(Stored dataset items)

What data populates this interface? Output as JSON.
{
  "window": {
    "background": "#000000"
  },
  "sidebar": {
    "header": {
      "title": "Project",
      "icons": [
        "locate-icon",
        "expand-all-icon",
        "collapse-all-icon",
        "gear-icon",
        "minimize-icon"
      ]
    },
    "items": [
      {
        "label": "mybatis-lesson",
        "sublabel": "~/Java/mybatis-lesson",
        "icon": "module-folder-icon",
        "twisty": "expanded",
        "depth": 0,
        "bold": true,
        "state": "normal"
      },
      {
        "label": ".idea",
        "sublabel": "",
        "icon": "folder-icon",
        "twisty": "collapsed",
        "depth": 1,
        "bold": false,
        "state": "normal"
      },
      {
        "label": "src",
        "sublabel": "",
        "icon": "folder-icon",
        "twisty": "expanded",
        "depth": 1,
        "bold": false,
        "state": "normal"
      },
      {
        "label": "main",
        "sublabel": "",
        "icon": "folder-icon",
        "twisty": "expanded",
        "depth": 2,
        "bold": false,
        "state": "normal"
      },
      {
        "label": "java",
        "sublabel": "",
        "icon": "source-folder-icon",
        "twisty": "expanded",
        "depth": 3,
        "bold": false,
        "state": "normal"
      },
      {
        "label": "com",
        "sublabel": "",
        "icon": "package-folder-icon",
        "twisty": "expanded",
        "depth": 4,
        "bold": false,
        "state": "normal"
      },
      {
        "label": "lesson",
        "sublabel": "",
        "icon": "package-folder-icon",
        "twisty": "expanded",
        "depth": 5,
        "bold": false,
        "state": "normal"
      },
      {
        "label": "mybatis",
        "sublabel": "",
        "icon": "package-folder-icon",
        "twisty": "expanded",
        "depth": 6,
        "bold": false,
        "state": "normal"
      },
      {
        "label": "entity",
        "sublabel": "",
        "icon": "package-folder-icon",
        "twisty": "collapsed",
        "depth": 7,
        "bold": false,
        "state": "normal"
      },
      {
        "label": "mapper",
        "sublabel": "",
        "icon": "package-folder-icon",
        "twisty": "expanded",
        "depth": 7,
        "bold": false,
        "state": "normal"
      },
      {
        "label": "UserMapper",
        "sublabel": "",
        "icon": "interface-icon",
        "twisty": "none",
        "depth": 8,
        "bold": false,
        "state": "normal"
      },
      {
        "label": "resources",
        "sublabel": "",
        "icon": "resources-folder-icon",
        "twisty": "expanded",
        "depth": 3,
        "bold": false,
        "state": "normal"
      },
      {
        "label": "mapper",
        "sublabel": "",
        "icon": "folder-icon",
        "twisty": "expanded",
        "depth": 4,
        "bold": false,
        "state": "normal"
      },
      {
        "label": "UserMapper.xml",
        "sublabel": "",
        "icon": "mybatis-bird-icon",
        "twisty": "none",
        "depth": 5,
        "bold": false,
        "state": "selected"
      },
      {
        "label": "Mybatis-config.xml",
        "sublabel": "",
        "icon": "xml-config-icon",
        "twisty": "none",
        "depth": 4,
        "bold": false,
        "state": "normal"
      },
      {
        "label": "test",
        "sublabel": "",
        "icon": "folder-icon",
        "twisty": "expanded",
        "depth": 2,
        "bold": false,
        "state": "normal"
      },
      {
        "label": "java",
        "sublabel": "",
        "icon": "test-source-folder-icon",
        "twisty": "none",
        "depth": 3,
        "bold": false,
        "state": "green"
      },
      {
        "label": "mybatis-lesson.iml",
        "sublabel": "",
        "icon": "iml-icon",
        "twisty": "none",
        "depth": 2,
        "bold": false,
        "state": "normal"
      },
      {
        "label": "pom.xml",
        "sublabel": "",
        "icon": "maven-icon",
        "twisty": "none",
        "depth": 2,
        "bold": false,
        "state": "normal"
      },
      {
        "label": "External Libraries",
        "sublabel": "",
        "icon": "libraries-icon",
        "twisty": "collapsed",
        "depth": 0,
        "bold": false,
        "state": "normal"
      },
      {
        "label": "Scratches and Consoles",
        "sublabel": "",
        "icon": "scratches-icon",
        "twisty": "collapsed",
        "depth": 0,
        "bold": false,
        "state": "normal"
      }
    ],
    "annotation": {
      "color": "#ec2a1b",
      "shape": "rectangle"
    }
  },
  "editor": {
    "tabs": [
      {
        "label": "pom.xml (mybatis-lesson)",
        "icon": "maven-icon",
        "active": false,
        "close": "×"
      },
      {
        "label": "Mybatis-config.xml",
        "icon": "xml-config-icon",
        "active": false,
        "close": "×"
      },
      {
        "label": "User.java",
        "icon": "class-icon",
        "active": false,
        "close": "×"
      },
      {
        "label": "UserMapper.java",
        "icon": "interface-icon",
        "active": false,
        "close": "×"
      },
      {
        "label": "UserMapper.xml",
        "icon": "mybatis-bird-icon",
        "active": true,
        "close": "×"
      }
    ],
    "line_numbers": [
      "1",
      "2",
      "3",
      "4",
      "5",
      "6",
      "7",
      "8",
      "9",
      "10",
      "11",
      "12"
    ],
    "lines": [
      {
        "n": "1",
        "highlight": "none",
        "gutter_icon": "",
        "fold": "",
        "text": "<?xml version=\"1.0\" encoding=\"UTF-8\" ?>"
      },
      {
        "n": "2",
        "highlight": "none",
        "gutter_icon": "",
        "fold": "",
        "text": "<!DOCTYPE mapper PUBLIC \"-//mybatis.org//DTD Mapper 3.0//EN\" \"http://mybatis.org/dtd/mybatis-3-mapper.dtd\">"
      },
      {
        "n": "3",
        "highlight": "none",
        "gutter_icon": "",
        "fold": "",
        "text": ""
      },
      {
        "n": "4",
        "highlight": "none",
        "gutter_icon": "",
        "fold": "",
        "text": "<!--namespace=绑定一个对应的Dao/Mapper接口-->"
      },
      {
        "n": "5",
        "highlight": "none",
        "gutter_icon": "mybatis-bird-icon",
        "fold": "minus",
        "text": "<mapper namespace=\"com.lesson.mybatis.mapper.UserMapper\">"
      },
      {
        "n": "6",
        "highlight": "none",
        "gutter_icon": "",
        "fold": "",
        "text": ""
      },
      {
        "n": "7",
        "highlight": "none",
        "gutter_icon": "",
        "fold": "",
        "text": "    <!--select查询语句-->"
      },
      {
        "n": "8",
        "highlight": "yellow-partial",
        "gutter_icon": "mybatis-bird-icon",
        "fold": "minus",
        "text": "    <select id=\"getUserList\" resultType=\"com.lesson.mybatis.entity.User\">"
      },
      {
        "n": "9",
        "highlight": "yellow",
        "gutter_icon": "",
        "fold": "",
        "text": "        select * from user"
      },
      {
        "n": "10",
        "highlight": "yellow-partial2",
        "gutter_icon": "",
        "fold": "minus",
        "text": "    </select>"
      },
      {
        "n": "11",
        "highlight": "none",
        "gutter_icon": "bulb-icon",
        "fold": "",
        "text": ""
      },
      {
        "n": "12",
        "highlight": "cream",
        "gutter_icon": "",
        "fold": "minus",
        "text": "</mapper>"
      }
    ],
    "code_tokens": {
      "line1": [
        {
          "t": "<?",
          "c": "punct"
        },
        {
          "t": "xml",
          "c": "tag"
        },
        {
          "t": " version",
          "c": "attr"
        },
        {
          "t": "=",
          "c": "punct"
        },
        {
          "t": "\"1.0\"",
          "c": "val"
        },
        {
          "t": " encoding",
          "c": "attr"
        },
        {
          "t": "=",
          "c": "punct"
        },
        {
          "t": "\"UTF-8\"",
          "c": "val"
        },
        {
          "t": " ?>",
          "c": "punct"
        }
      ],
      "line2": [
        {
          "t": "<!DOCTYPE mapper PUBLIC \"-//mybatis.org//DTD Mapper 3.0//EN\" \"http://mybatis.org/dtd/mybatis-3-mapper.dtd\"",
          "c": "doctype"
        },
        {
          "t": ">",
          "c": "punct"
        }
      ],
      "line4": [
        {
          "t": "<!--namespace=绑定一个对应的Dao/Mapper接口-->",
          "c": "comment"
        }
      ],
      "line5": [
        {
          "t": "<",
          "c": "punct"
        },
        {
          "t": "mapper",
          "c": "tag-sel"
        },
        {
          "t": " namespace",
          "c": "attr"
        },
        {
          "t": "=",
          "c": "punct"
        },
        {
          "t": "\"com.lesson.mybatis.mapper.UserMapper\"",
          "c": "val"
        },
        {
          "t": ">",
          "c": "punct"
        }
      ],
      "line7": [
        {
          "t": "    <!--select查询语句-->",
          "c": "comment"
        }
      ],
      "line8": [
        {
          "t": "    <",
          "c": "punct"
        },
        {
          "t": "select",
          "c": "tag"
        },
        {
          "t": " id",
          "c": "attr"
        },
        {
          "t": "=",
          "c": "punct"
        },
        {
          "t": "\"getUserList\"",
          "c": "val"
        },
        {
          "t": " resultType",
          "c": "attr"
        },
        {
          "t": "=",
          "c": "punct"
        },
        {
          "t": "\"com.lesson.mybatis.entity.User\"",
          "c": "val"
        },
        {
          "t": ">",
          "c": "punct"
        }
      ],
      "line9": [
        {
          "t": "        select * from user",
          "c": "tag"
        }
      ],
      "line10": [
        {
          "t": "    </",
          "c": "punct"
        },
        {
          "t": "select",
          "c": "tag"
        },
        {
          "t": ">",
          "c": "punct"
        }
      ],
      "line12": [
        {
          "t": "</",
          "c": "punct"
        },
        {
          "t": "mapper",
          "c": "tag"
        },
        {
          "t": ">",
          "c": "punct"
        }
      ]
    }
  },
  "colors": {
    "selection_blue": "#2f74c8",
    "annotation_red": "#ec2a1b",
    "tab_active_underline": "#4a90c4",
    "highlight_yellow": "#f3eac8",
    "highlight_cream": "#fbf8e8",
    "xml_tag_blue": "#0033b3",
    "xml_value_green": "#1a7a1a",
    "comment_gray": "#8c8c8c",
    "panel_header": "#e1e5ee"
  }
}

§ **What is being asked**
Looking at the listing above, how many of its lines contain the string "namespace"? Give the number alone.

§ **Solution**
4